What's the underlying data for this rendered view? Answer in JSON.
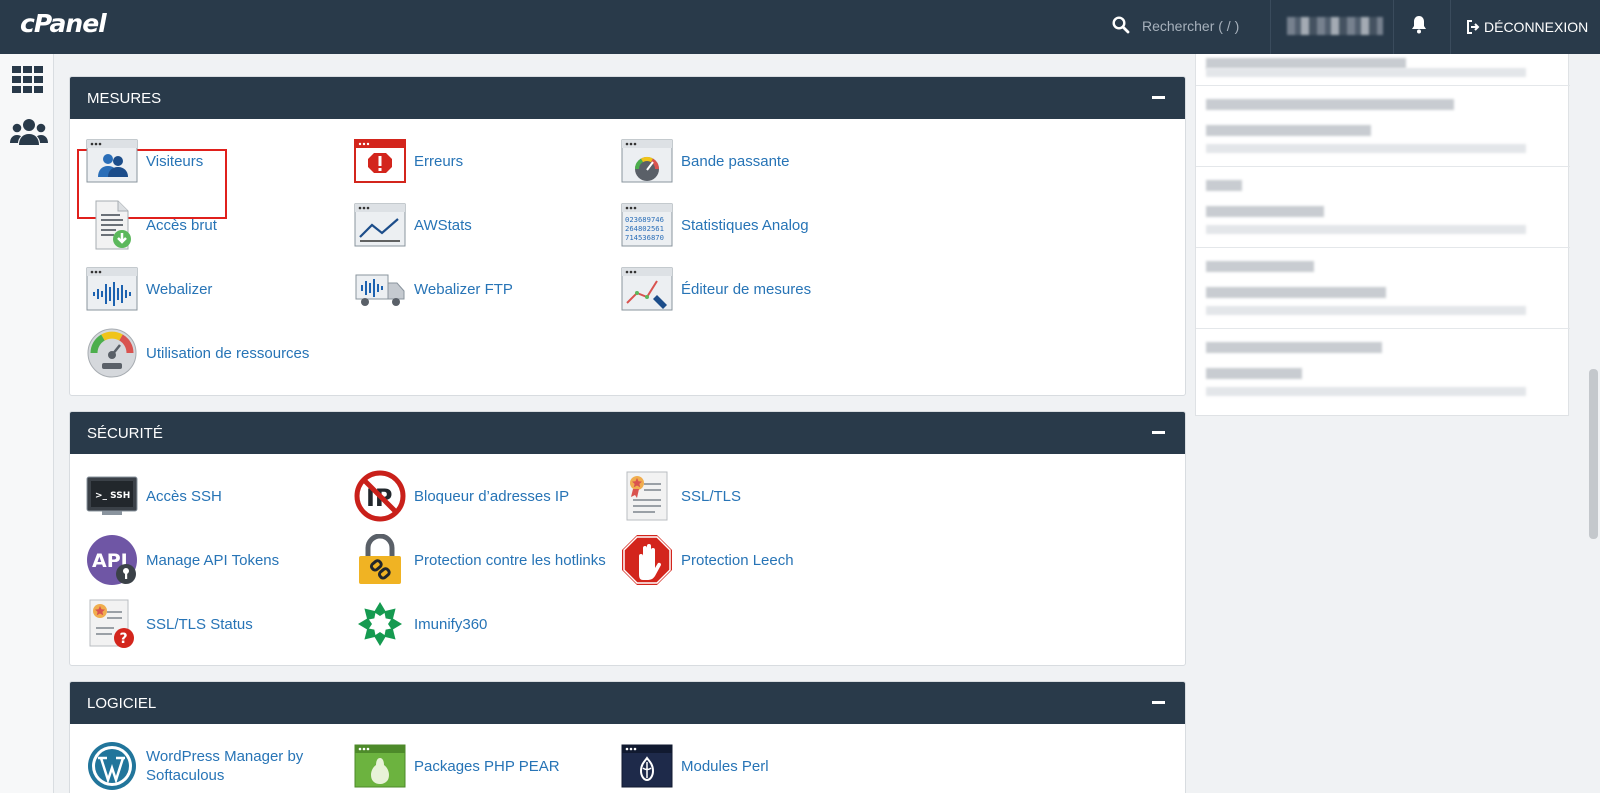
{
  "app": {
    "logo": "cPanel"
  },
  "topbar": {
    "search_placeholder": "Rechercher ( / )",
    "logout_label": "DÉCONNEXION"
  },
  "sections": {
    "mesures": {
      "title": "MESURES",
      "items": [
        {
          "label": "Visiteurs",
          "icon": "visitors-icon"
        },
        {
          "label": "Erreurs",
          "icon": "errors-icon"
        },
        {
          "label": "Bande passante",
          "icon": "bandwidth-icon"
        },
        {
          "label": "Accès brut",
          "icon": "raw-access-icon"
        },
        {
          "label": "AWStats",
          "icon": "awstats-icon"
        },
        {
          "label": "Statistiques Analog",
          "icon": "analog-stats-icon"
        },
        {
          "label": "Webalizer",
          "icon": "webalizer-icon"
        },
        {
          "label": "Webalizer FTP",
          "icon": "webalizer-ftp-icon"
        },
        {
          "label": "Éditeur de mesures",
          "icon": "metrics-editor-icon"
        },
        {
          "label": "Utilisation de ressources",
          "icon": "resource-usage-icon"
        }
      ]
    },
    "securite": {
      "title": "SÉCURITÉ",
      "items": [
        {
          "label": "Accès SSH",
          "icon": "ssh-icon"
        },
        {
          "label": "Bloqueur d’adresses IP",
          "icon": "ip-blocker-icon"
        },
        {
          "label": "SSL/TLS",
          "icon": "ssl-tls-icon"
        },
        {
          "label": "Manage API Tokens",
          "icon": "api-tokens-icon"
        },
        {
          "label": "Protection contre les hotlinks",
          "icon": "hotlink-protection-icon"
        },
        {
          "label": "Protection Leech",
          "icon": "leech-protection-icon"
        },
        {
          "label": "SSL/TLS Status",
          "icon": "ssl-status-icon"
        },
        {
          "label": "Imunify360",
          "icon": "imunify360-icon"
        }
      ]
    },
    "logiciel": {
      "title": "LOGICIEL",
      "items": [
        {
          "label": "WordPress Manager by Softaculous",
          "icon": "wordpress-icon"
        },
        {
          "label": "Packages PHP PEAR",
          "icon": "php-pear-icon"
        },
        {
          "label": "Modules Perl",
          "icon": "perl-modules-icon"
        }
      ]
    }
  },
  "icon_text": {
    "ssh": ">_ SSH",
    "api": "API",
    "analog_lines": [
      "023689746",
      "264802561",
      "714536870"
    ]
  },
  "colors": {
    "header_bg": "#293a4a",
    "link": "#2774b6",
    "highlight": "#e0201c"
  }
}
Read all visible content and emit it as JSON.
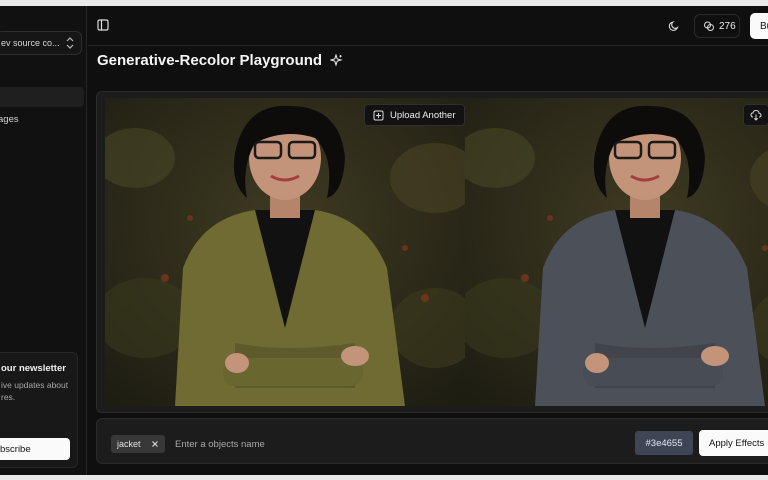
{
  "sidebar": {
    "project_selector": "ev source co...",
    "nav_item_images": "ages",
    "newsletter": {
      "title": "our newsletter",
      "description": "ive updates about res.",
      "subscribe_label": "bscribe"
    }
  },
  "header": {
    "credits": "276",
    "buy_label": "Bu"
  },
  "page": {
    "title": "Generative-Recolor Playground"
  },
  "image_panel": {
    "upload_label": "Upload Another"
  },
  "controls": {
    "tags": [
      {
        "label": "jacket"
      }
    ],
    "object_input_placeholder": "Enter a objects name",
    "color_value": "#3e4655",
    "apply_label": "Apply Effects"
  },
  "colors": {
    "background": "#0f0f0f",
    "original_jacket": "#6f6b33",
    "recolored_jacket": "#4c5058",
    "selected_color": "#3e4655"
  },
  "icons": [
    "chevron-up-down-icon",
    "sidebar-toggle-icon",
    "moon-icon",
    "coins-icon",
    "sparkle-icon",
    "add-image-icon",
    "download-cloud-icon",
    "close-icon"
  ]
}
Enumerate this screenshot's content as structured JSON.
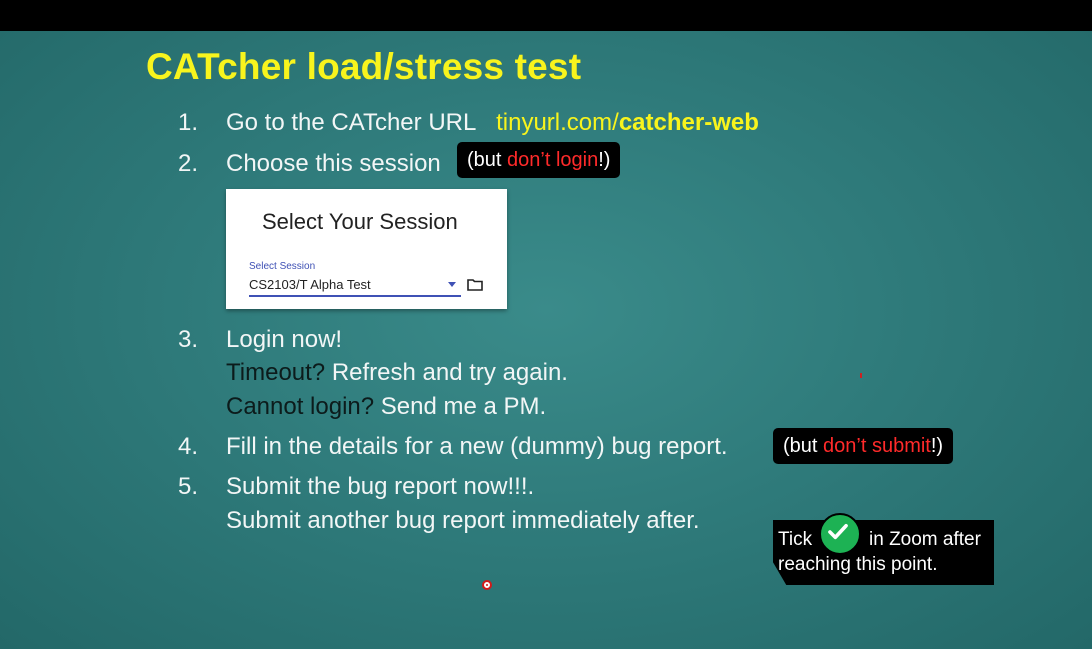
{
  "slide": {
    "title": "CATcher load/stress test",
    "steps": [
      {
        "number": "1.",
        "text": "Go to the CATcher URL",
        "url_prefix": "tinyurl.com/",
        "url_bold": "catcher-web"
      },
      {
        "number": "2.",
        "text": "Choose this session",
        "note_open": "(but ",
        "note_red": "don’t login",
        "note_close": "!)"
      },
      {
        "number": "3.",
        "text": "Login now!",
        "sub1_dark": "Timeout?",
        "sub1_rest": " Refresh and try again.",
        "sub2_dark": "Cannot login?",
        "sub2_rest": " Send me a PM."
      },
      {
        "number": "4.",
        "text": "Fill in the details for a new (dummy) bug report.",
        "note_open": "(but ",
        "note_red": "don’t submit",
        "note_close": "!)"
      },
      {
        "number": "5.",
        "text": "Submit the bug report now!!!.",
        "sub1": "Submit another bug report immediately after."
      }
    ],
    "session_card": {
      "title": "Select Your Session",
      "field_label": "Select Session",
      "field_value": "CS2103/T Alpha Test"
    },
    "callout": {
      "part1": "Tick",
      "part2": "in Zoom after",
      "part3": "reaching this point."
    }
  },
  "colors": {
    "title": "#f8f41d",
    "background": "#2f7b7b",
    "warning_red": "#ff2a2a",
    "tick_green": "#1db254"
  }
}
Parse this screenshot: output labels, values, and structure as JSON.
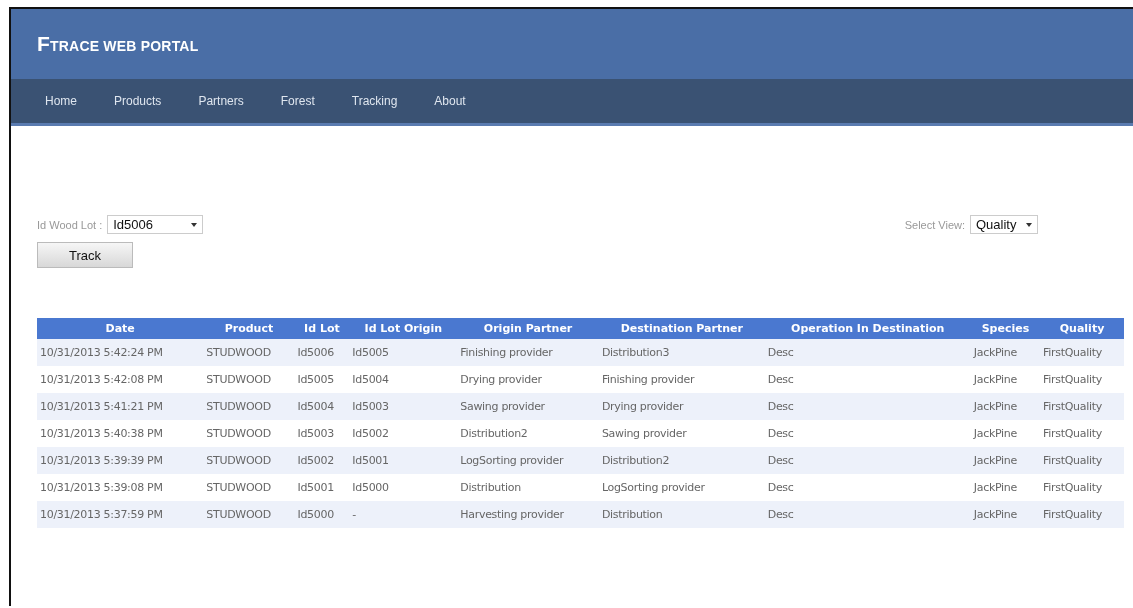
{
  "header": {
    "title": "FTRACE WEB PORTAL"
  },
  "nav": [
    {
      "label": "Home"
    },
    {
      "label": "Products"
    },
    {
      "label": "Partners"
    },
    {
      "label": "Forest"
    },
    {
      "label": "Tracking"
    },
    {
      "label": "About"
    }
  ],
  "lot_filter": {
    "label": "Id Wood Lot :",
    "value": "Id5006"
  },
  "track_button": "Track",
  "view_filter": {
    "label": "Select View:",
    "value": "Quality"
  },
  "table": {
    "columns": [
      "Date",
      "Product",
      "Id Lot",
      "Id Lot Origin",
      "Origin Partner",
      "Destination Partner",
      "Operation In Destination",
      "Species",
      "Quality"
    ],
    "rows": [
      [
        "10/31/2013 5:42:24 PM",
        "STUDWOOD",
        "Id5006",
        "Id5005",
        "Finishing provider",
        "Distribution3",
        "Desc",
        "JackPine",
        "FirstQuality"
      ],
      [
        "10/31/2013 5:42:08 PM",
        "STUDWOOD",
        "Id5005",
        "Id5004",
        "Drying provider",
        "Finishing provider",
        "Desc",
        "JackPine",
        "FirstQuality"
      ],
      [
        "10/31/2013 5:41:21 PM",
        "STUDWOOD",
        "Id5004",
        "Id5003",
        "Sawing provider",
        "Drying provider",
        "Desc",
        "JackPine",
        "FirstQuality"
      ],
      [
        "10/31/2013 5:40:38 PM",
        "STUDWOOD",
        "Id5003",
        "Id5002",
        "Distribution2",
        "Sawing provider",
        "Desc",
        "JackPine",
        "FirstQuality"
      ],
      [
        "10/31/2013 5:39:39 PM",
        "STUDWOOD",
        "Id5002",
        "Id5001",
        "LogSorting provider",
        "Distribution2",
        "Desc",
        "JackPine",
        "FirstQuality"
      ],
      [
        "10/31/2013 5:39:08 PM",
        "STUDWOOD",
        "Id5001",
        "Id5000",
        "Distribution",
        "LogSorting provider",
        "Desc",
        "JackPine",
        "FirstQuality"
      ],
      [
        "10/31/2013 5:37:59 PM",
        "STUDWOOD",
        "Id5000",
        "-",
        "Harvesting provider",
        "Distribution",
        "Desc",
        "JackPine",
        "FirstQuality"
      ]
    ]
  }
}
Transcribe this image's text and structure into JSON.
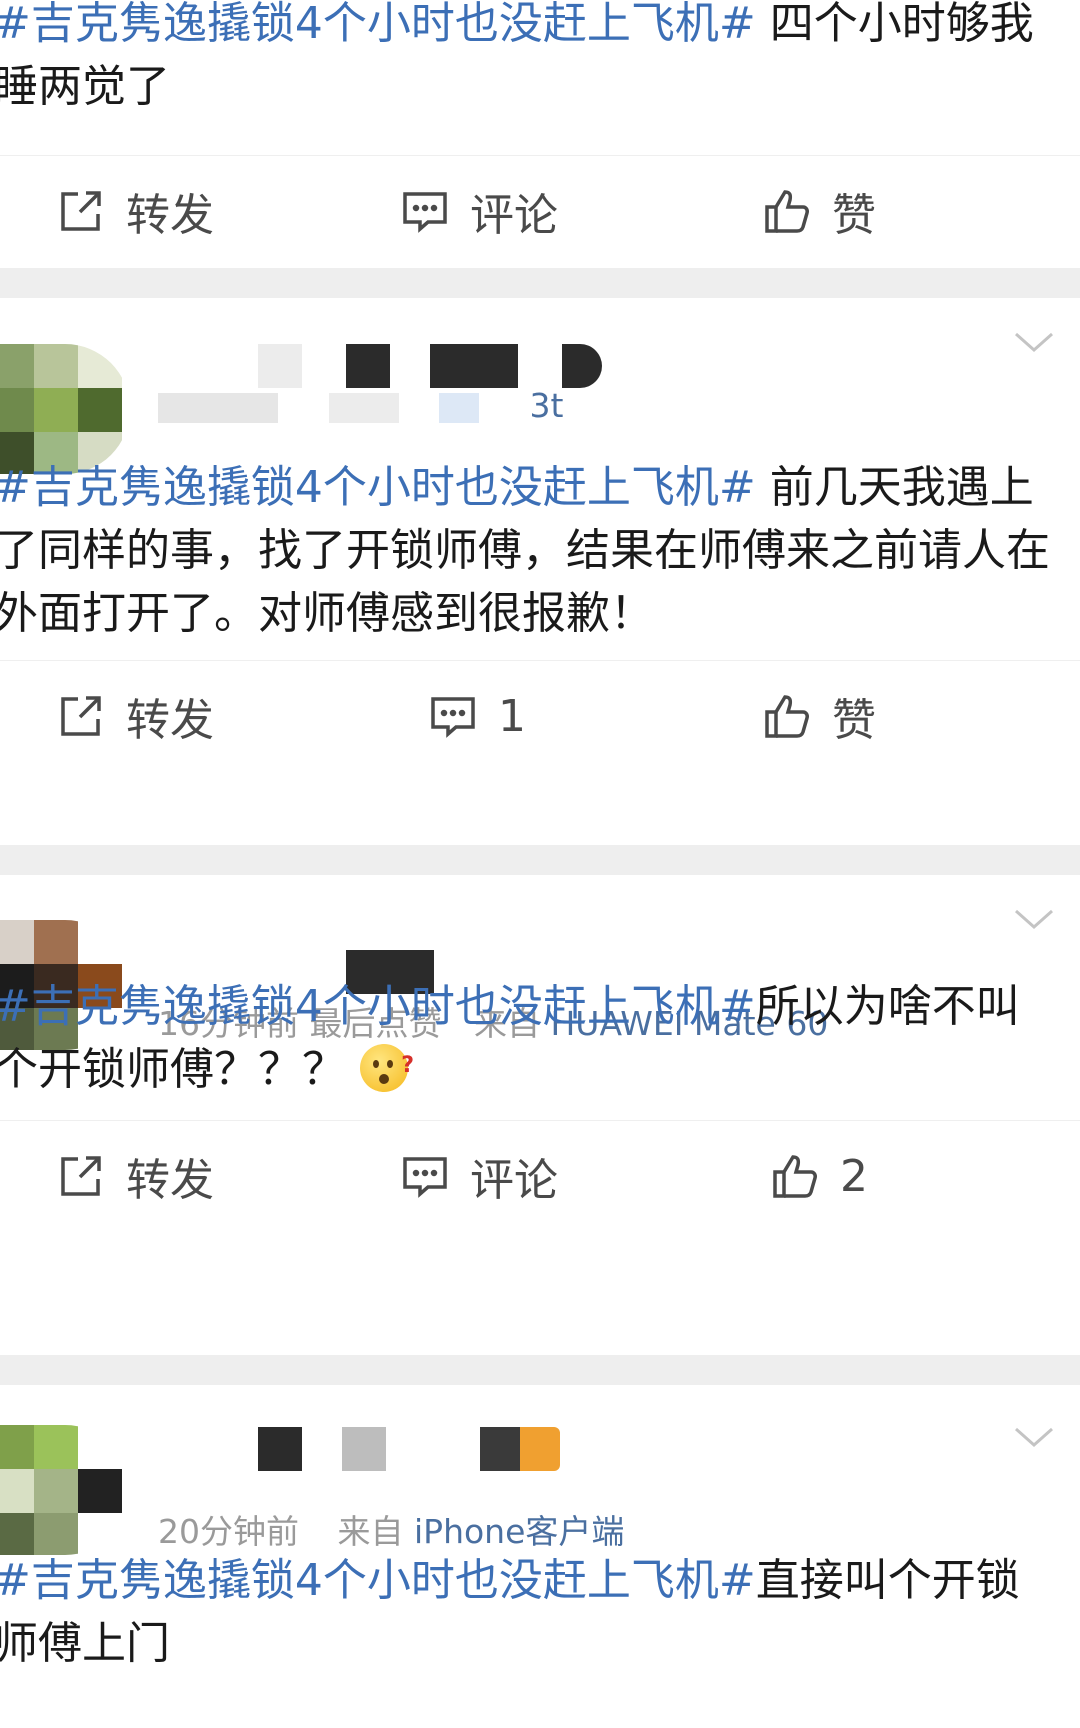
{
  "posts": [
    {
      "text_topic": "#吉克隽逸撬锁4个小时也没赶上飞机#",
      "text_body": " 四个小时够我睡两觉了",
      "actions": {
        "repost": "转发",
        "comment": "评论",
        "like": "赞"
      }
    },
    {
      "meta": {
        "time": "",
        "source": "3t"
      },
      "text_topic": "#吉克隽逸撬锁4个小时也没赶上飞机#",
      "text_body": " 前几天我遇上了同样的事，找了开锁师傅，结果在师傅来之前请人在外面打开了。对师傅感到很报歉！",
      "actions": {
        "repost": "转发",
        "comment": "1",
        "like": "赞"
      }
    },
    {
      "meta": {
        "time": "16分钟前 最后点赞",
        "from": "来自",
        "source": "HUAWEI Mate 60"
      },
      "text_topic": "#吉克隽逸撬锁4个小时也没赶上飞机#",
      "text_body": "所以为啥不叫个开锁师傅？？？",
      "emoji": "confused-face-emoji",
      "emoji_mark": "?",
      "actions": {
        "repost": "转发",
        "comment": "评论",
        "like": "2"
      }
    },
    {
      "meta": {
        "time": "20分钟前",
        "from": "来自",
        "source": "iPhone客户端"
      },
      "text_topic": "#吉克隽逸撬锁4个小时也没赶上飞机#",
      "text_body": "直接叫个开锁师傅上门"
    }
  ],
  "colors": {
    "topic": "#3c6fb6",
    "separator": "#eeeeee",
    "meta": "#9a9a9a",
    "action": "#4a4a4a"
  },
  "icons": [
    "repost-icon",
    "comment-icon",
    "like-icon",
    "chevron-down-icon"
  ]
}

________________________

§ Request:
Scan the material above. Return every line containing the string "report".

§ Exercise solution:
        "text": "Fill in the details for a new (dummy) bug report.",
        "text": "Submit the bug report now!!!.",
        "sub1": "Submit another bug report immediately after."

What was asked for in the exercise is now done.